Some data
★ ★ ★
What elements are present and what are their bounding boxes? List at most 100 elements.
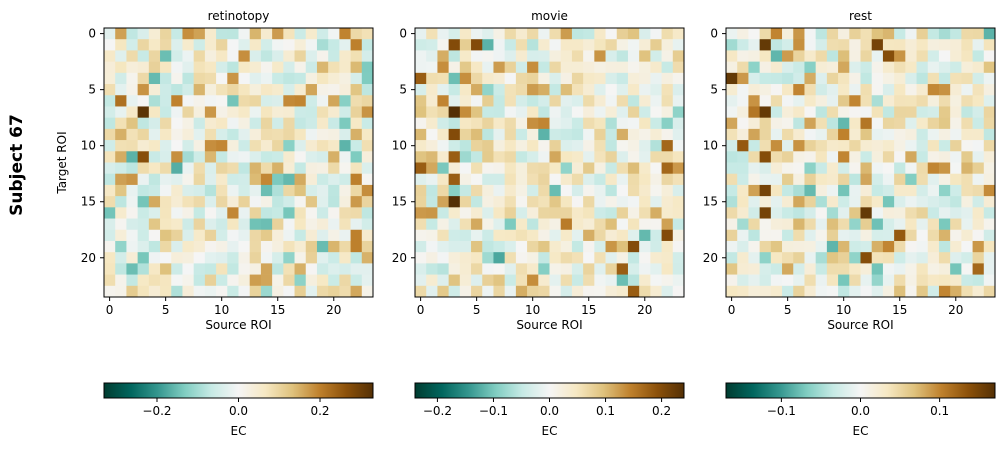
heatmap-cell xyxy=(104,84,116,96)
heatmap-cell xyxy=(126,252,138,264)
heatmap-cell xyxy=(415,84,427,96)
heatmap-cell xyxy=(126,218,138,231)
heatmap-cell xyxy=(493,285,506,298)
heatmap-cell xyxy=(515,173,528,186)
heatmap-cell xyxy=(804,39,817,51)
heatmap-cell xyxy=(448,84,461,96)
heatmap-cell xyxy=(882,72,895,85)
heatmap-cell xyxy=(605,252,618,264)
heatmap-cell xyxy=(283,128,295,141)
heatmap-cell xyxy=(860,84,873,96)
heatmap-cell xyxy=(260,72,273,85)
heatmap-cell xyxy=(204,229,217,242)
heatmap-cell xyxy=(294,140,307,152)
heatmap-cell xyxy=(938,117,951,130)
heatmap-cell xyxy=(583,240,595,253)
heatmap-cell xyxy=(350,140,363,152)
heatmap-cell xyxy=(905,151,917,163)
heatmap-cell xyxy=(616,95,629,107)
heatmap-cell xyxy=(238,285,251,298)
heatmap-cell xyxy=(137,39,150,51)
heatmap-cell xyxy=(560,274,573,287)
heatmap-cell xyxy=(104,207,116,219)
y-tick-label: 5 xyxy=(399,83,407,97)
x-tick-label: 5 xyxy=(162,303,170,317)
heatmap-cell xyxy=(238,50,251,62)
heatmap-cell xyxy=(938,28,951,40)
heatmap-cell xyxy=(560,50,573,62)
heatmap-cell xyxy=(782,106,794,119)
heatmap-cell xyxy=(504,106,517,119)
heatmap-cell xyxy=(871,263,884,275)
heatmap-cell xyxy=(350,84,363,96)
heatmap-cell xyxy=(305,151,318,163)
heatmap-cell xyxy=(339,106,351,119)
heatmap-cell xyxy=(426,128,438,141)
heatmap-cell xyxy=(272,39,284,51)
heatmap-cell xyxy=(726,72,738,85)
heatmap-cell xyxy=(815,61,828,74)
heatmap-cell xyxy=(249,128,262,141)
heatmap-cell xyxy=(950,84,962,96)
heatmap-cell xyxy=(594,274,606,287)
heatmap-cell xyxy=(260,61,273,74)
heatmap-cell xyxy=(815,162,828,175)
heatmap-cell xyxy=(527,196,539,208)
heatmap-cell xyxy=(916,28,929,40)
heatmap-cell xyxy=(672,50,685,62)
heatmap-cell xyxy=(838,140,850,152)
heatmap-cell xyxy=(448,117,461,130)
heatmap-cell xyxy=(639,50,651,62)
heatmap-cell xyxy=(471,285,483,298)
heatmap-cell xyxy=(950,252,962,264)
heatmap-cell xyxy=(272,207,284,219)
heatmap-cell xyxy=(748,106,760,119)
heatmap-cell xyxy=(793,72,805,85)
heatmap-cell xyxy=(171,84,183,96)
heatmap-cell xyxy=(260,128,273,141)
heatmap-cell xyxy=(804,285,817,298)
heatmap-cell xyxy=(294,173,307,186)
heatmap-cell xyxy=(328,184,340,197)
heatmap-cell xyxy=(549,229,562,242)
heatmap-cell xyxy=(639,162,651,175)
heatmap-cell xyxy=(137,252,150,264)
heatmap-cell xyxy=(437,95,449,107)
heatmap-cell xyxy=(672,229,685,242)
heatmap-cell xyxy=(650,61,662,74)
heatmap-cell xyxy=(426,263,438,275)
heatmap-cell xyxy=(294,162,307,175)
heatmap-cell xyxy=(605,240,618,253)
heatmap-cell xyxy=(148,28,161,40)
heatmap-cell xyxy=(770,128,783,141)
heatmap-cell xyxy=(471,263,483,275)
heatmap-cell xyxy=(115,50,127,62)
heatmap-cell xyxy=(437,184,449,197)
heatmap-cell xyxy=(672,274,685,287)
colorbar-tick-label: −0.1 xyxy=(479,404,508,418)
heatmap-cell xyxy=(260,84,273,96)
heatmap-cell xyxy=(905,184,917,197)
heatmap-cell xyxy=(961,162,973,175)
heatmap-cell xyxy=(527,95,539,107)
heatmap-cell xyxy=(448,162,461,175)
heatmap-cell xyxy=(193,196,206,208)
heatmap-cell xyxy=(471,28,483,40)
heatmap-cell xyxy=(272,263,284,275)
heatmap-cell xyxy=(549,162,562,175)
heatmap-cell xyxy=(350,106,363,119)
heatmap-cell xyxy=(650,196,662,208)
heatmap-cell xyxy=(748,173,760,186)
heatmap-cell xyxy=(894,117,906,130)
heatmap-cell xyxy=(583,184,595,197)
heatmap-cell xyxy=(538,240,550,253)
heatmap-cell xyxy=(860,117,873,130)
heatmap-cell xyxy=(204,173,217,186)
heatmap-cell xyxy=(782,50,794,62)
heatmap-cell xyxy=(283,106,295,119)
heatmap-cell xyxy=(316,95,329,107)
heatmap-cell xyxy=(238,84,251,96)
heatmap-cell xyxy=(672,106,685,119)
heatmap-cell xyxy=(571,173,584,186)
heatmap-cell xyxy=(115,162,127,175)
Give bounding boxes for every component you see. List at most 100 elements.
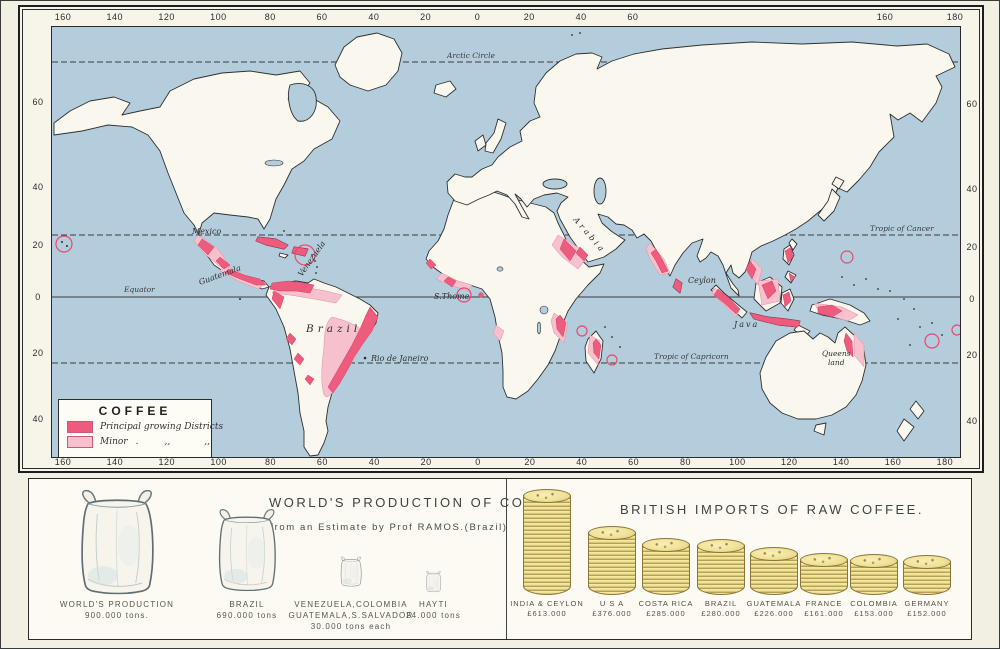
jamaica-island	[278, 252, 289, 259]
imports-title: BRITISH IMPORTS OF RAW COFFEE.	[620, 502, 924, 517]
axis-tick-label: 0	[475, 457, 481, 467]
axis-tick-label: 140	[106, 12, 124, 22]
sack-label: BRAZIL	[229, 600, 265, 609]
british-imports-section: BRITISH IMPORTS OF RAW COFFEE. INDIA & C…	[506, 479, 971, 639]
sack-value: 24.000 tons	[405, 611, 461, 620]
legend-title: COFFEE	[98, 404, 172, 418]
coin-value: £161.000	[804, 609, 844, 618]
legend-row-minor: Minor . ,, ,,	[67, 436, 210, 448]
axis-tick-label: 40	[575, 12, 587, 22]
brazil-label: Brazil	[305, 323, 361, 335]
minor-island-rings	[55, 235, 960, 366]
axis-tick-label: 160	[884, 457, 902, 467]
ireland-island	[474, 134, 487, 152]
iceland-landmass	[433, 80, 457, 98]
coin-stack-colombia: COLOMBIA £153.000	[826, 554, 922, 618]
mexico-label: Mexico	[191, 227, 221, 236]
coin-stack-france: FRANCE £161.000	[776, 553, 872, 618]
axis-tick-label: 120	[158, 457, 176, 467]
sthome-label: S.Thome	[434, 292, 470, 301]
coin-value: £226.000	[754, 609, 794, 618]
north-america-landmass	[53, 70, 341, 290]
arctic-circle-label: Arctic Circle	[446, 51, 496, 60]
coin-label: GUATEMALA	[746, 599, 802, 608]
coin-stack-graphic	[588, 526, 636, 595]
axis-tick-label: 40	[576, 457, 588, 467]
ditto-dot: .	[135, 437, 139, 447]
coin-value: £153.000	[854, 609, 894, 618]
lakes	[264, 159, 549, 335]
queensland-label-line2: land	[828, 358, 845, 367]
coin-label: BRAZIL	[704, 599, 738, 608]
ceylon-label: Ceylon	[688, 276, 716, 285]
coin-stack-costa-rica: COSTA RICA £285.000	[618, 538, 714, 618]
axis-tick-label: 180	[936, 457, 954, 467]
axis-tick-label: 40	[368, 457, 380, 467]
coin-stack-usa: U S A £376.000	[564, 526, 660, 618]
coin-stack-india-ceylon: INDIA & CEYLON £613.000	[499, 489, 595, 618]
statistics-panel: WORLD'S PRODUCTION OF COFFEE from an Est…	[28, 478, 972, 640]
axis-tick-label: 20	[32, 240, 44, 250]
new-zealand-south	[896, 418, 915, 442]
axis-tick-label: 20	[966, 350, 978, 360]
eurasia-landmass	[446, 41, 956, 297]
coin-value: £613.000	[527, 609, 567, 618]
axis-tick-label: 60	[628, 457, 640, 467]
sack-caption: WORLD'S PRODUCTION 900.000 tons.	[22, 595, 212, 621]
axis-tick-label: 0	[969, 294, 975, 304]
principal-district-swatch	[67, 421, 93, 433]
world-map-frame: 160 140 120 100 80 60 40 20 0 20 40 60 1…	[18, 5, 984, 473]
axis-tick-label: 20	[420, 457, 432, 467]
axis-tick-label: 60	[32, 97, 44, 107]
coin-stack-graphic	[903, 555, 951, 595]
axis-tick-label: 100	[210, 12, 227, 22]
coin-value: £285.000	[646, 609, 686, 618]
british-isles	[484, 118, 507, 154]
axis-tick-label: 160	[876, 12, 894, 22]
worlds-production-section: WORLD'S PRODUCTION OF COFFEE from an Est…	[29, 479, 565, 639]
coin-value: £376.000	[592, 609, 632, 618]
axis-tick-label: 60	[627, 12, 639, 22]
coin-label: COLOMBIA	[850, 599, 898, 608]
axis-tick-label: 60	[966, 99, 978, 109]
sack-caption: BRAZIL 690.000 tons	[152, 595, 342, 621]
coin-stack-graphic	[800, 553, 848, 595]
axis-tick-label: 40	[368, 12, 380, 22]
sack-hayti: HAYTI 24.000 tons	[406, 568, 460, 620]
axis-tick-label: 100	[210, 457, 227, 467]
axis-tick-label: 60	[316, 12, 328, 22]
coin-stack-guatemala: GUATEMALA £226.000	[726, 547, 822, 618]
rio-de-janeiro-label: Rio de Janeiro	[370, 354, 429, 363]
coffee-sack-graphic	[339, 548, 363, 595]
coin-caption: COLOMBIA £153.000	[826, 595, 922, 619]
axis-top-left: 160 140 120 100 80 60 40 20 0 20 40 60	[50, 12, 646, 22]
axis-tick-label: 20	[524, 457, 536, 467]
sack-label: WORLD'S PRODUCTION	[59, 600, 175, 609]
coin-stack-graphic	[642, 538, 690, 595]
★ ★ ★
Exercise brief →
Copy the data lines below without any changes, starting at the line that contains "252, 289, 259]" and ending at the line that contains "276, 716, 285]", with both of those lines included.

Result for this exercise →
jamaica-island	[278, 252, 289, 259]
imports-title: BRITISH IMPORTS OF RAW COFFEE.	[620, 502, 924, 517]
axis-tick-label: 0	[475, 457, 481, 467]
axis-tick-label: 140	[106, 12, 124, 22]
sack-label: BRAZIL	[229, 600, 265, 609]
british-imports-section: BRITISH IMPORTS OF RAW COFFEE. INDIA & C…	[506, 479, 971, 639]
sack-value: 24.000 tons	[405, 611, 461, 620]
legend-title: COFFEE	[98, 404, 172, 418]
coin-value: £161.000	[804, 609, 844, 618]
legend-row-minor: Minor . ,, ,,	[67, 436, 210, 448]
axis-tick-label: 40	[575, 12, 587, 22]
brazil-label: Brazil	[305, 323, 361, 335]
minor-island-rings	[55, 235, 960, 366]
axis-tick-label: 160	[884, 457, 902, 467]
ireland-island	[474, 134, 487, 152]
iceland-landmass	[433, 80, 457, 98]
coin-stack-colombia: COLOMBIA £153.000	[826, 554, 922, 618]
mexico-label: Mexico	[191, 227, 221, 236]
coin-stack-france: FRANCE £161.000	[776, 553, 872, 618]
axis-tick-label: 120	[158, 457, 176, 467]
sthome-label: S.Thome	[434, 292, 470, 301]
coin-value: £226.000	[754, 609, 794, 618]
north-america-landmass	[53, 70, 341, 290]
arctic-circle-label: Arctic Circle	[446, 51, 496, 60]
coin-label: GUATEMALA	[746, 599, 802, 608]
coin-stack-graphic	[588, 526, 636, 595]
axis-tick-label: 40	[576, 457, 588, 467]
ditto-dot: .	[135, 437, 139, 447]
coin-value: £153.000	[854, 609, 894, 618]
lakes	[264, 159, 549, 335]
queensland-label-line2: land	[828, 358, 845, 367]
coin-label: BRAZIL	[704, 599, 738, 608]
ceylon-label: Ceylon	[688, 276, 716, 285]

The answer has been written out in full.